Wells drilled in the study area are typically completed as open holes, and screened intervals are rarely needed. Median, maximum, and minimum casing lengths for the 58 siliciclastic wells was 40, 108, and 20 ft, respectively, and median, maximum, and minimum casing lengths for the 220 carbonate wells was 40, 241, and 4 ft, respectively. The similarity in median casing lengths likely reflects a similar depth of weathered rock and regolith in the siliciclastic and carbonate bedrock within the county.

Well Yield and Transmissivity

Well yield, expressed in gal/min, and specific capacity, expressed in gal/min/ft of drawdown, are two common measures of a well’s ability to transmit water from an aquifer. Median, maximum, and minimum well yield for the 58 siliciclastic wells was 8.0, 80.0, and 1.5 gal/min, respectively, and median, maximum, and minimum well yield for the 220 carbonate wells was 10.0, 100.0, and 0.5 gal/min respectively. Median well yields of 8 to 10 gal/min are sufficient for a residential supply but are marginal for agriculture or public supply.

_COLLECTED DATA_
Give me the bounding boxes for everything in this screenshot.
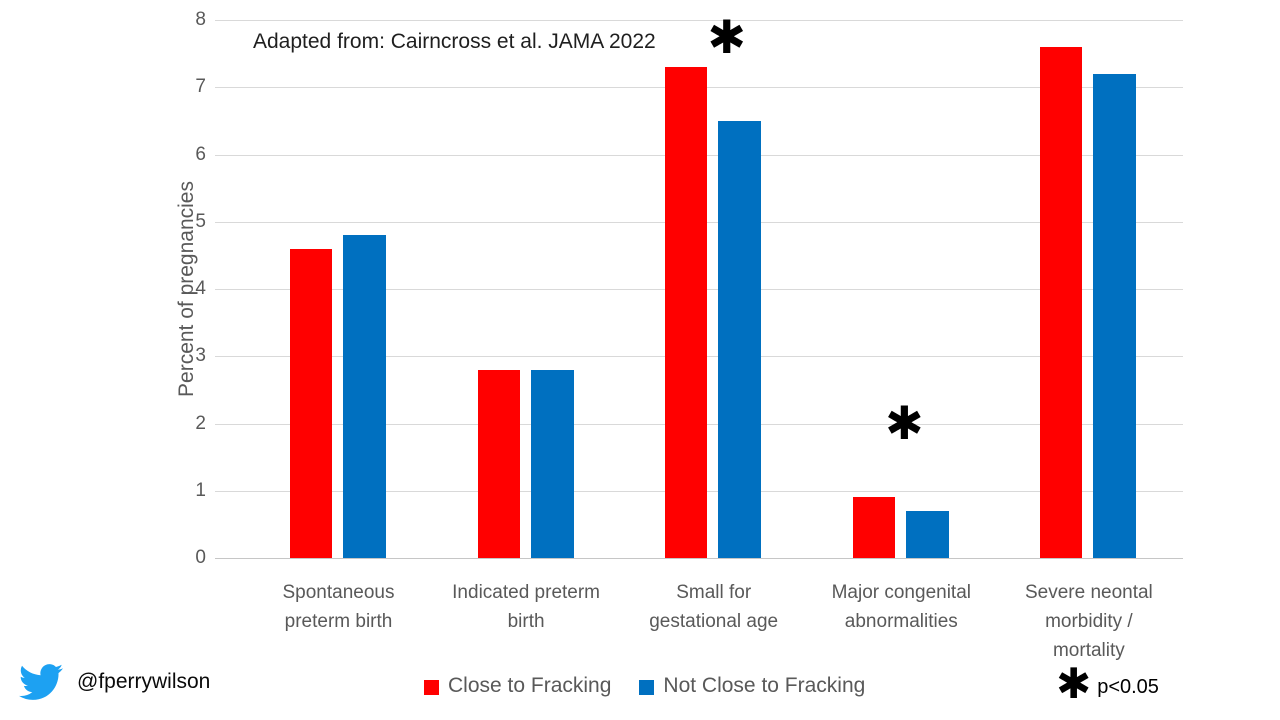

_EXERCISE REQUIREMENTS_
a) In the passage on well casing and yield, what was the maximum casing length among the 220 carbonate wells?
b) Resume the passage on well yield and transmissivity right after its final sentence.

_EXPECTED RESPONSES_
a) 241 ft

b)
Transmissivity is a measure of an aquifer’s ability to transmit water and is expressed in cubic feet per foot of cross-sectional area of the aquifer per day (ft²/day). Transmissivity was computed based on borehole geophysical flow-meter data collected at 10 of the wells, 6 completed in siliciclastic rocks and 4 completed in carbonate rocks. The method used to analyze the well log data and compute transmissivity was the USGS Flow-Log Analysis of Single Holes (FLASH) software (Day-Lewis and others, 2011). FLASH uses fracture data identified in the boreholes using either an optical televiewer or acoustic televiewer and measurements of borehole flow made with an EM flowmeter to analyze data collected to analytically determine transmissivity. Results of the analysis indicate that most of the transmissivity in the wells analyzed is derived predominantly from shallow fractures in the upper 20 to 100 feet of the borehole, even though there can be multiple fractures within the borehole (table 5). Fracture data from the acoustic and optical televiewer logs are summarized in tables 6 and 7 and show most fractures within a borehole are not significant water-bearing fractures, and most water-bearing fractures are at shallower depths within the boreholes.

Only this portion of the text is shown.